WHAT YOU ARE ASKED TO DO - Retype the full set of records. Keep every character identical.

PROVIDED INFORMATION -

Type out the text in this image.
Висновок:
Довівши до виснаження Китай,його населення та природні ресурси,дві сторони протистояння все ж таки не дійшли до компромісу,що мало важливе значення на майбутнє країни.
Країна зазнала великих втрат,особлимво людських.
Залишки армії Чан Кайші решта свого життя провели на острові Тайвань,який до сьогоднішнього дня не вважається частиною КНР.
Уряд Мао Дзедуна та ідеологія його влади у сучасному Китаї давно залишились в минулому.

CORRECT RESPONSE -
Type out the text in this image.
Висновок:
Довівши до виснаження Китай,його населення та природні ресурси,дві сторони протистояння все ж таки не дійшли до компромісу,що мало важливе значення на майбутнє країни.
Країна зазнала великих втрат,особлимво людських.
Залишки армії Чан Кайші решта свого життя провели на острові Тайвань,який до сьогоднішнього дня не вважається частиною КНР.
Уряд Мао Дзедуна та ідеологія його влади у сучасному Китаї давно залишились в минулому.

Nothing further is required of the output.